Working data:
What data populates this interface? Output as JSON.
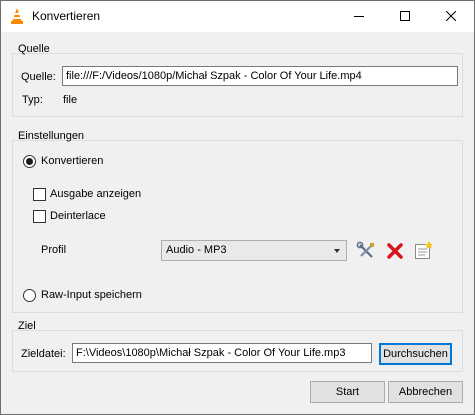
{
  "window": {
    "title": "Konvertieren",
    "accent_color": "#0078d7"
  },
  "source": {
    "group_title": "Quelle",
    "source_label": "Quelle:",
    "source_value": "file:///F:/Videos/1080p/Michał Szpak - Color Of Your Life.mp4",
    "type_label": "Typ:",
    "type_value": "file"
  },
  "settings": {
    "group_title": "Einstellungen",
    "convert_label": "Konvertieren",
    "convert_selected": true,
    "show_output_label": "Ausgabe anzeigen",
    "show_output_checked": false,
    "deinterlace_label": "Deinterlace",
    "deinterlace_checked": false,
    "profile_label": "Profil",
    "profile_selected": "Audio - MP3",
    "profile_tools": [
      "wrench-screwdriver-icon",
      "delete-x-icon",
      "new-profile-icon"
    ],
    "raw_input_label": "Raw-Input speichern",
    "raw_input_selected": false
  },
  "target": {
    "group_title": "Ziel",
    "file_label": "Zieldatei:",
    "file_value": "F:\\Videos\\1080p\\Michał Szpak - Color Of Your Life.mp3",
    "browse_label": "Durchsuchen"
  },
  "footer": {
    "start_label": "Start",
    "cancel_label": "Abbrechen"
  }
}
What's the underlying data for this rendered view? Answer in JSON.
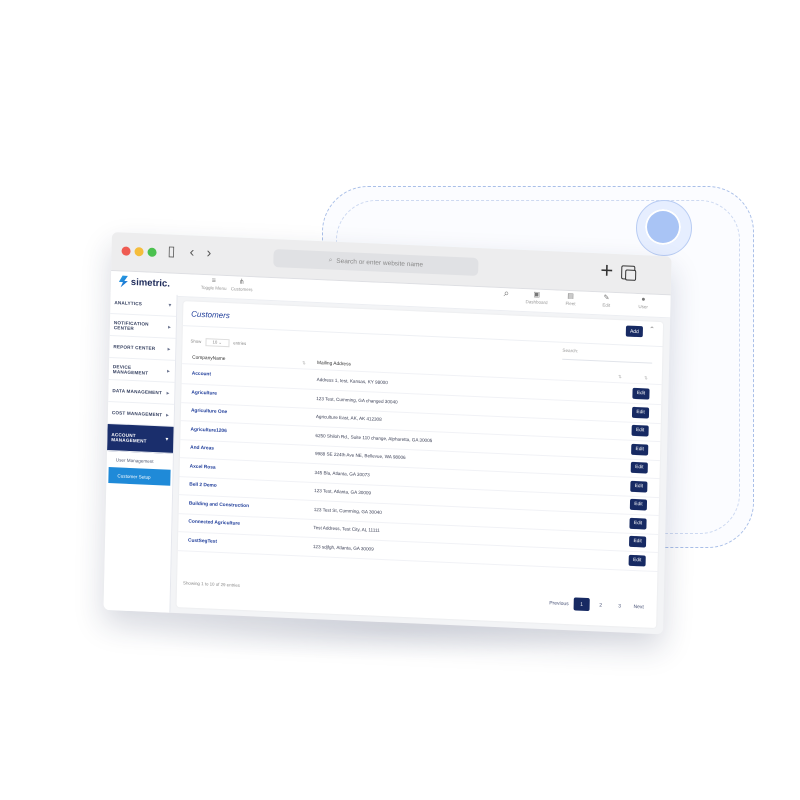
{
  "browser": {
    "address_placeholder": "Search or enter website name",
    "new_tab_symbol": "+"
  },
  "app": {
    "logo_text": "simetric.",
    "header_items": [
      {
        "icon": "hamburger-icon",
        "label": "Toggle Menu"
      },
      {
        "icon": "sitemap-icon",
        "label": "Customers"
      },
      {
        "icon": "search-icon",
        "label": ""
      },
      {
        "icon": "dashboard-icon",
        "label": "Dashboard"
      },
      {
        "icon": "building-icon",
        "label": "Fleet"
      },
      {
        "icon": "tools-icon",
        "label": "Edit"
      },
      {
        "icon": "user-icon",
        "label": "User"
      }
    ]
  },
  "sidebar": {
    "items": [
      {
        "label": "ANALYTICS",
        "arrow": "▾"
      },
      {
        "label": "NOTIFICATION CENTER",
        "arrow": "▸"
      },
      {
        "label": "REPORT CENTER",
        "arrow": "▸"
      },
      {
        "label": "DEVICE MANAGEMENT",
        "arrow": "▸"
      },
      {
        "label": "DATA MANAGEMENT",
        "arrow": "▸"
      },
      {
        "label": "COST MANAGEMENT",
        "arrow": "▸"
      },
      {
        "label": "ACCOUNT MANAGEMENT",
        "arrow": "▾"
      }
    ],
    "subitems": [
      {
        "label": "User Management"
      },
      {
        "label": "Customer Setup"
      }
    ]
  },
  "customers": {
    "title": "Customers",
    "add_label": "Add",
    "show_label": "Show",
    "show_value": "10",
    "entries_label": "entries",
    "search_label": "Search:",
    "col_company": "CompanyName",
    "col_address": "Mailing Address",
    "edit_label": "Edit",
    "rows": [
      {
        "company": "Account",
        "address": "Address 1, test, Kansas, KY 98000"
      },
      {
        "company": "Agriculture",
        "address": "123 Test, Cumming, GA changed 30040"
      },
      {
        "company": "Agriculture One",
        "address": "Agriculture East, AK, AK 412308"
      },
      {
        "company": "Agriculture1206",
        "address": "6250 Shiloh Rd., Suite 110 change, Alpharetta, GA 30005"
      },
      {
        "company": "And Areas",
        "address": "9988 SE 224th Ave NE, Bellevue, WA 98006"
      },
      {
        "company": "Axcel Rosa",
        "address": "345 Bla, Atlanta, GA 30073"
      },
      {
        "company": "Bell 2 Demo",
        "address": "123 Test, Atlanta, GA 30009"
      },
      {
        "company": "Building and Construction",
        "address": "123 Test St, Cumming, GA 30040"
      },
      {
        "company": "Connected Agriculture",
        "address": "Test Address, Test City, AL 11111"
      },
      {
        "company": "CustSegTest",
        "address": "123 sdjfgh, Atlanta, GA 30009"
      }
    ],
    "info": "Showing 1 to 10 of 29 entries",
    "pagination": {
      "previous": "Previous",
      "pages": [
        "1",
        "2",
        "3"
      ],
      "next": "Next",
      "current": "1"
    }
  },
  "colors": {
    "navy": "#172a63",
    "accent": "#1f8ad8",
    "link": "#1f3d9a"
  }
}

Instructions for the task: Except for the pictures, copy the material above exactly.

Right answer:
What data populates this interface? Output as JSON.
{
  "window": {
    "title": "Konvertieren",
    "accent_color": "#0078d7"
  },
  "source": {
    "group_title": "Quelle",
    "source_label": "Quelle:",
    "source_value": "file:///F:/Videos/1080p/Michał Szpak - Color Of Your Life.mp4",
    "type_label": "Typ:",
    "type_value": "file"
  },
  "settings": {
    "group_title": "Einstellungen",
    "convert_label": "Konvertieren",
    "convert_selected": true,
    "show_output_label": "Ausgabe anzeigen",
    "show_output_checked": false,
    "deinterlace_label": "Deinterlace",
    "deinterlace_checked": false,
    "profile_label": "Profil",
    "profile_selected": "Audio - MP3",
    "profile_tools": [
      "wrench-screwdriver-icon",
      "delete-x-icon",
      "new-profile-icon"
    ],
    "raw_input_label": "Raw-Input speichern",
    "raw_input_selected": false
  },
  "target": {
    "group_title": "Ziel",
    "file_label": "Zieldatei:",
    "file_value": "F:\\Videos\\1080p\\Michał Szpak - Color Of Your Life.mp3",
    "browse_label": "Durchsuchen"
  },
  "footer": {
    "start_label": "Start",
    "cancel_label": "Abbrechen"
  }
}
What's the underlying data for this rendered view? Answer in JSON.
{
  "browser": {
    "address_placeholder": "Search or enter website name",
    "new_tab_symbol": "+"
  },
  "app": {
    "logo_text": "simetric.",
    "header_items": [
      {
        "icon": "hamburger-icon",
        "label": "Toggle Menu"
      },
      {
        "icon": "sitemap-icon",
        "label": "Customers"
      },
      {
        "icon": "search-icon",
        "label": ""
      },
      {
        "icon": "dashboard-icon",
        "label": "Dashboard"
      },
      {
        "icon": "building-icon",
        "label": "Fleet"
      },
      {
        "icon": "tools-icon",
        "label": "Edit"
      },
      {
        "icon": "user-icon",
        "label": "User"
      }
    ]
  },
  "sidebar": {
    "items": [
      {
        "label": "ANALYTICS",
        "arrow": "▾"
      },
      {
        "label": "NOTIFICATION CENTER",
        "arrow": "▸"
      },
      {
        "label": "REPORT CENTER",
        "arrow": "▸"
      },
      {
        "label": "DEVICE MANAGEMENT",
        "arrow": "▸"
      },
      {
        "label": "DATA MANAGEMENT",
        "arrow": "▸"
      },
      {
        "label": "COST MANAGEMENT",
        "arrow": "▸"
      },
      {
        "label": "ACCOUNT MANAGEMENT",
        "arrow": "▾"
      }
    ],
    "subitems": [
      {
        "label": "User Management"
      },
      {
        "label": "Customer Setup"
      }
    ]
  },
  "customers": {
    "title": "Customers",
    "add_label": "Add",
    "show_label": "Show",
    "show_value": "10",
    "entries_label": "entries",
    "search_label": "Search:",
    "col_company": "CompanyName",
    "col_address": "Mailing Address",
    "edit_label": "Edit",
    "rows": [
      {
        "company": "Account",
        "address": "Address 1, test, Kansas, KY 98000"
      },
      {
        "company": "Agriculture",
        "address": "123 Test, Cumming, GA changed 30040"
      },
      {
        "company": "Agriculture One",
        "address": "Agriculture East, AK, AK 412308"
      },
      {
        "company": "Agriculture1206",
        "address": "6250 Shiloh Rd., Suite 110 change, Alpharetta, GA 30005"
      },
      {
        "company": "And Areas",
        "address": "9988 SE 224th Ave NE, Bellevue, WA 98006"
      },
      {
        "company": "Axcel Rosa",
        "address": "345 Bla, Atlanta, GA 30073"
      },
      {
        "company": "Bell 2 Demo",
        "address": "123 Test, Atlanta, GA 30009"
      },
      {
        "company": "Building and Construction",
        "address": "123 Test St, Cumming, GA 30040"
      },
      {
        "company": "Connected Agriculture",
        "address": "Test Address, Test City, AL 11111"
      },
      {
        "company": "CustSegTest",
        "address": "123 sdjfgh, Atlanta, GA 30009"
      }
    ],
    "info": "Showing 1 to 10 of 29 entries",
    "pagination": {
      "previous": "Previous",
      "pages": [
        "1",
        "2",
        "3"
      ],
      "next": "Next",
      "current": "1"
    }
  },
  "colors": {
    "navy": "#172a63",
    "accent": "#1f8ad8",
    "link": "#1f3d9a"
  }
}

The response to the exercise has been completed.